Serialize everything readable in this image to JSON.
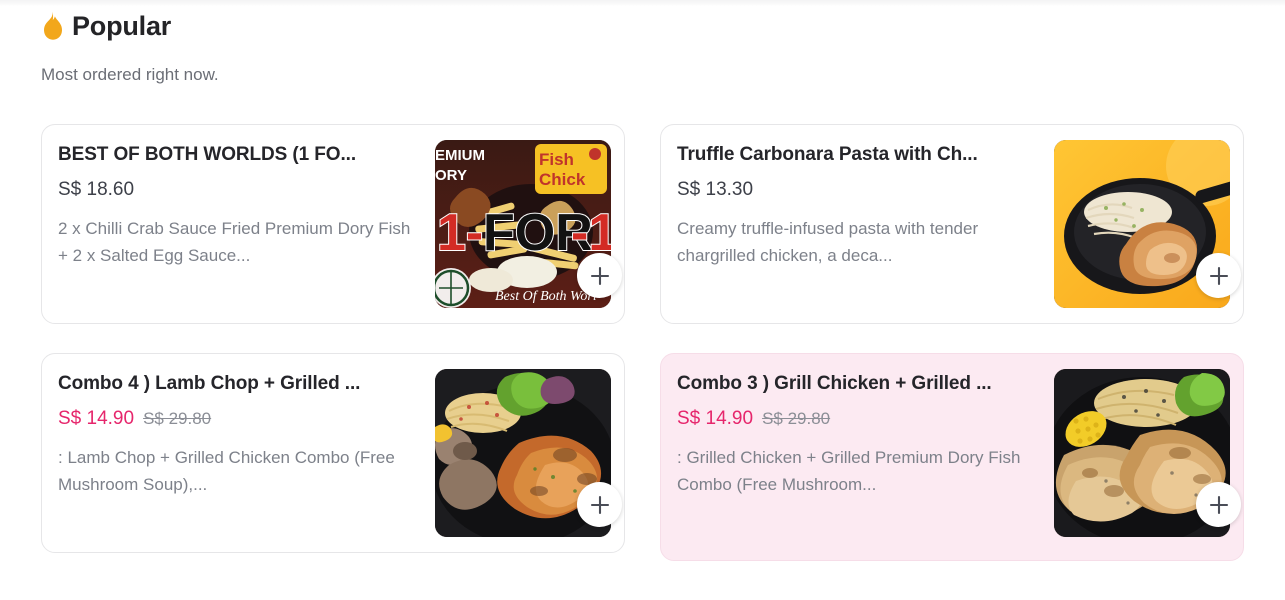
{
  "section": {
    "icon": "flame-icon",
    "title": "Popular",
    "subtitle": "Most ordered right now.",
    "accent_flame": "#F2A71B",
    "discount_color": "#E6266C",
    "promo_card_bg": "#FCEAF2"
  },
  "items": [
    {
      "title": "BEST OF BOTH WORLDS   (1 FO...",
      "price": "S$ 18.60",
      "original_price": "",
      "description": "2 x Chilli Crab Sauce Fried Premium Dory Fish + 2 x Salted Egg Sauce...",
      "image_alt": "1-FOR-1 Fish & Chick promotional banner with fried dory fish and fries",
      "promo": false,
      "add_label": "+"
    },
    {
      "title": "Truffle Carbonara Pasta with Ch...",
      "price": "S$ 13.30",
      "original_price": "",
      "description": "Creamy truffle-infused pasta with tender chargrilled chicken, a deca...",
      "image_alt": "Black skillet of creamy carbonara pasta with grilled chicken on orange background",
      "promo": false,
      "add_label": "+"
    },
    {
      "title": "Combo 4 )   Lamb Chop + Grilled ...",
      "price": "S$ 14.90",
      "original_price": "S$ 29.80",
      "description": ": Lamb Chop + Grilled Chicken Combo (Free Mushroom Soup),...",
      "image_alt": "Lamb chop and grilled chicken with pasta and lettuce on a black plate",
      "promo": false,
      "add_label": "+"
    },
    {
      "title": "Combo 3 ) Grill Chicken + Grilled ...",
      "price": "S$ 14.90",
      "original_price": "S$ 29.80",
      "description": ": Grilled Chicken + Grilled Premium Dory Fish Combo (Free Mushroom...",
      "image_alt": "Grilled chicken and dory fish with corn and pasta on a black plate",
      "promo": true,
      "add_label": "+"
    }
  ]
}
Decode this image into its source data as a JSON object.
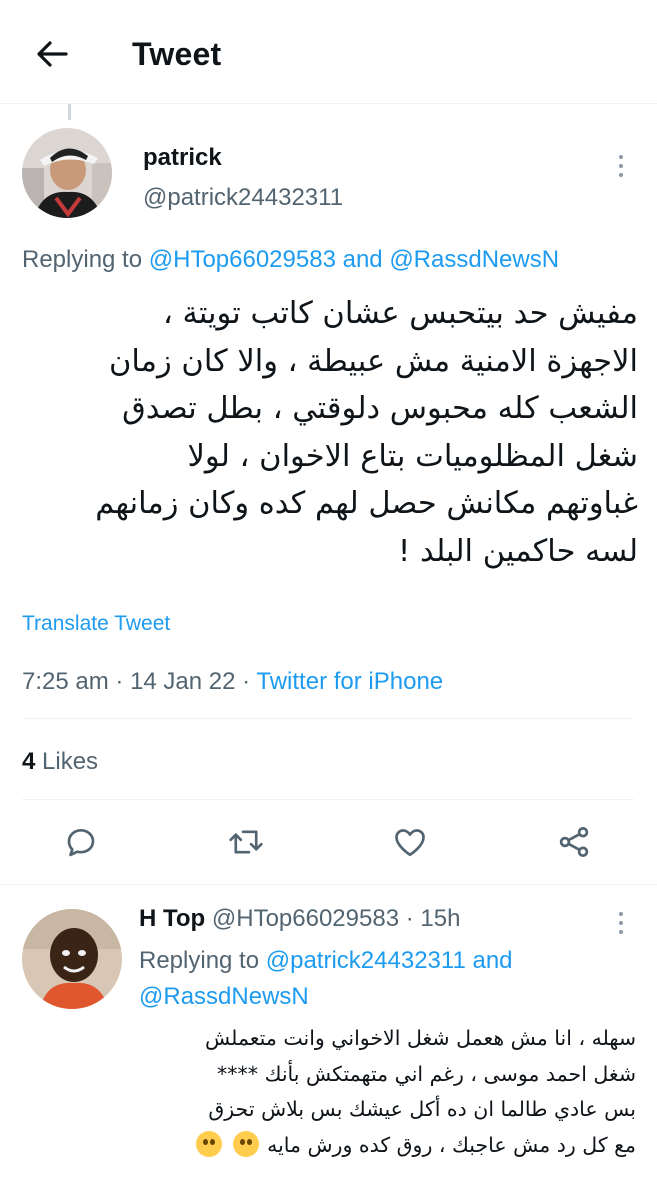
{
  "header": {
    "title": "Tweet",
    "back_icon": "arrow-left-icon"
  },
  "main_tweet": {
    "display_name": "patrick",
    "handle": "@patrick24432311",
    "replying_prefix": "Replying to",
    "replying_user1": "@HTop66029583",
    "replying_and": "and",
    "replying_user2": "@RassdNewsN",
    "text_lines": [
      "مفيش حد بيتحبس عشان كاتب تويتة ،",
      "الاجهزة الامنية مش عبيطة ، والا كان زمان",
      "الشعب كله محبوس دلوقتي ، بطل تصدق",
      "شغل المظلوميات بتاع الاخوان ، لولا",
      "غباوتهم مكانش حصل لهم كده وكان زمانهم",
      "لسه حاكمين البلد !"
    ],
    "translate_label": "Translate Tweet",
    "time": "7:25 am",
    "date": "14 Jan 22",
    "source": "Twitter for iPhone",
    "likes_count": "4",
    "likes_label": "Likes",
    "actions": [
      "reply-icon",
      "retweet-icon",
      "like-icon",
      "share-icon"
    ]
  },
  "reply_tweet": {
    "display_name": "H Top",
    "handle": "@HTop66029583",
    "age": "15h",
    "replying_prefix": "Replying to",
    "replying_user1": "@patrick24432311",
    "replying_and": "and",
    "replying_user2": "@RassdNewsN",
    "text_lines": [
      "سهله ، انا مش هعمل شغل الاخواني وانت متعملش",
      "شغل احمد موسى ، رغم اني متهمتكش بأنك ****",
      "بس عادي طالما ان ده أكل عيشك بس بلاش تحزق",
      "مع كل رد مش عاجبك ، روق كده ورش مايه"
    ]
  },
  "colors": {
    "accent": "#1d9bf0",
    "text": "#0f1419",
    "secondary": "#536471",
    "divider": "#eff3f4"
  }
}
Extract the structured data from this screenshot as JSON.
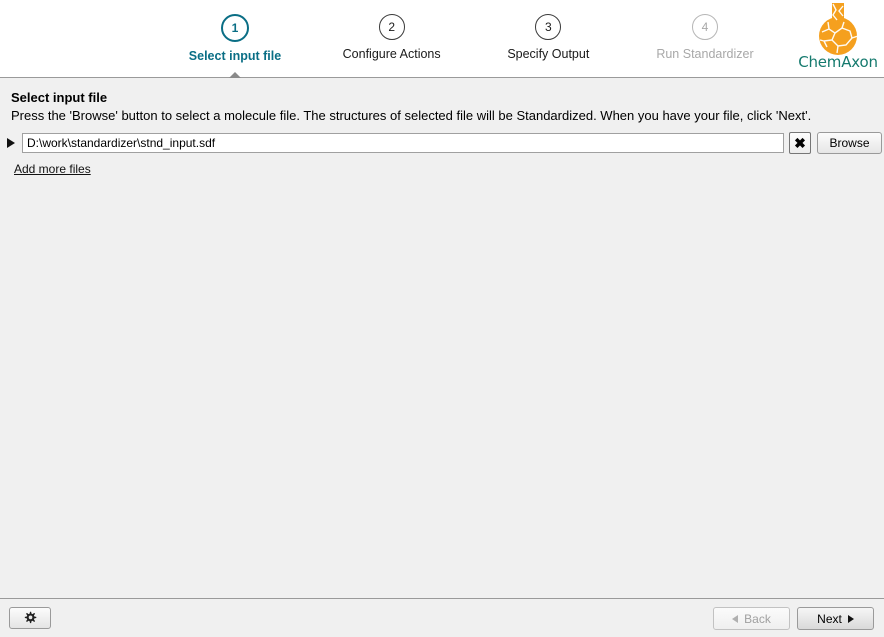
{
  "header": {
    "steps": [
      {
        "number": "1",
        "label": "Select input file",
        "state": "active"
      },
      {
        "number": "2",
        "label": "Configure Actions",
        "state": "enabled"
      },
      {
        "number": "3",
        "label": "Specify Output",
        "state": "enabled"
      },
      {
        "number": "4",
        "label": "Run Standardizer",
        "state": "disabled"
      }
    ],
    "logo": {
      "text": "ChemAxon",
      "flask_color": "#F5A01E",
      "text_color": "#157A6E"
    }
  },
  "main": {
    "title": "Select input file",
    "description": "Press the 'Browse' button to select a molecule file. The structures of selected file will be Standardized. When you have your file, click 'Next'.",
    "file_row": {
      "expander_icon": "triangle-right-icon",
      "path_value": "D:\\work\\standardizer\\stnd_input.sdf",
      "path_placeholder": "",
      "clear_label": "✖",
      "browse_label": "Browse"
    },
    "add_more_files_label": "Add more files"
  },
  "footer": {
    "settings_icon": "gear-icon",
    "back_label": "Back",
    "next_label": "Next"
  },
  "theme": {
    "accent": "#0A6E85",
    "body_bg": "#F0F0F0",
    "header_bg": "#FFFFFF",
    "disabled_text": "#A8A8A8"
  }
}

Task description: Transcribe all the records above word for word, without their images.

Exercise response:
Serialize everything readable in this image to JSON.
{
  "section": {
    "icon": "flame-icon",
    "title": "Popular",
    "subtitle": "Most ordered right now.",
    "accent_flame": "#F2A71B",
    "discount_color": "#E6266C",
    "promo_card_bg": "#FCEAF2"
  },
  "items": [
    {
      "title": "BEST OF BOTH WORLDS   (1 FO...",
      "price": "S$ 18.60",
      "original_price": "",
      "description": "2 x Chilli Crab Sauce Fried Premium Dory Fish + 2 x Salted Egg Sauce...",
      "image_alt": "1-FOR-1 Fish & Chick promotional banner with fried dory fish and fries",
      "promo": false,
      "add_label": "+"
    },
    {
      "title": "Truffle Carbonara Pasta with Ch...",
      "price": "S$ 13.30",
      "original_price": "",
      "description": "Creamy truffle-infused pasta with tender chargrilled chicken, a deca...",
      "image_alt": "Black skillet of creamy carbonara pasta with grilled chicken on orange background",
      "promo": false,
      "add_label": "+"
    },
    {
      "title": "Combo 4 )   Lamb Chop + Grilled ...",
      "price": "S$ 14.90",
      "original_price": "S$ 29.80",
      "description": ": Lamb Chop + Grilled Chicken Combo (Free Mushroom Soup),...",
      "image_alt": "Lamb chop and grilled chicken with pasta and lettuce on a black plate",
      "promo": false,
      "add_label": "+"
    },
    {
      "title": "Combo 3 ) Grill Chicken + Grilled ...",
      "price": "S$ 14.90",
      "original_price": "S$ 29.80",
      "description": ": Grilled Chicken + Grilled Premium Dory Fish Combo (Free Mushroom...",
      "image_alt": "Grilled chicken and dory fish with corn and pasta on a black plate",
      "promo": true,
      "add_label": "+"
    }
  ]
}
Decode this image into its source data as a JSON object.
{
  "header": {
    "title": "Tweet",
    "back_icon": "arrow-left-icon"
  },
  "main_tweet": {
    "display_name": "patrick",
    "handle": "@patrick24432311",
    "replying_prefix": "Replying to",
    "replying_user1": "@HTop66029583",
    "replying_and": "and",
    "replying_user2": "@RassdNewsN",
    "text_lines": [
      "مفيش حد بيتحبس عشان كاتب تويتة ،",
      "الاجهزة الامنية مش عبيطة ، والا كان زمان",
      "الشعب كله محبوس دلوقتي ، بطل تصدق",
      "شغل المظلوميات بتاع الاخوان ، لولا",
      "غباوتهم مكانش حصل لهم كده وكان زمانهم",
      "لسه حاكمين البلد !"
    ],
    "translate_label": "Translate Tweet",
    "time": "7:25 am",
    "date": "14 Jan 22",
    "source": "Twitter for iPhone",
    "likes_count": "4",
    "likes_label": "Likes",
    "actions": [
      "reply-icon",
      "retweet-icon",
      "like-icon",
      "share-icon"
    ]
  },
  "reply_tweet": {
    "display_name": "H Top",
    "handle": "@HTop66029583",
    "age": "15h",
    "replying_prefix": "Replying to",
    "replying_user1": "@patrick24432311",
    "replying_and": "and",
    "replying_user2": "@RassdNewsN",
    "text_lines": [
      "سهله ، انا مش هعمل شغل الاخواني وانت متعملش",
      "شغل احمد موسى ، رغم اني متهمتكش بأنك ****",
      "بس عادي طالما ان ده أكل عيشك بس بلاش تحزق",
      "مع كل رد مش عاجبك ، روق كده ورش مايه"
    ]
  },
  "colors": {
    "accent": "#1d9bf0",
    "text": "#0f1419",
    "secondary": "#536471",
    "divider": "#eff3f4"
  }
}
Extract the structured data from this screenshot as JSON.
{
  "header": {
    "steps": [
      {
        "number": "1",
        "label": "Select input file",
        "state": "active"
      },
      {
        "number": "2",
        "label": "Configure Actions",
        "state": "enabled"
      },
      {
        "number": "3",
        "label": "Specify Output",
        "state": "enabled"
      },
      {
        "number": "4",
        "label": "Run Standardizer",
        "state": "disabled"
      }
    ],
    "logo": {
      "text": "ChemAxon",
      "flask_color": "#F5A01E",
      "text_color": "#157A6E"
    }
  },
  "main": {
    "title": "Select input file",
    "description": "Press the 'Browse' button to select a molecule file. The structures of selected file will be Standardized. When you have your file, click 'Next'.",
    "file_row": {
      "expander_icon": "triangle-right-icon",
      "path_value": "D:\\work\\standardizer\\stnd_input.sdf",
      "path_placeholder": "",
      "clear_label": "✖",
      "browse_label": "Browse"
    },
    "add_more_files_label": "Add more files"
  },
  "footer": {
    "settings_icon": "gear-icon",
    "back_label": "Back",
    "next_label": "Next"
  },
  "theme": {
    "accent": "#0A6E85",
    "body_bg": "#F0F0F0",
    "header_bg": "#FFFFFF",
    "disabled_text": "#A8A8A8"
  }
}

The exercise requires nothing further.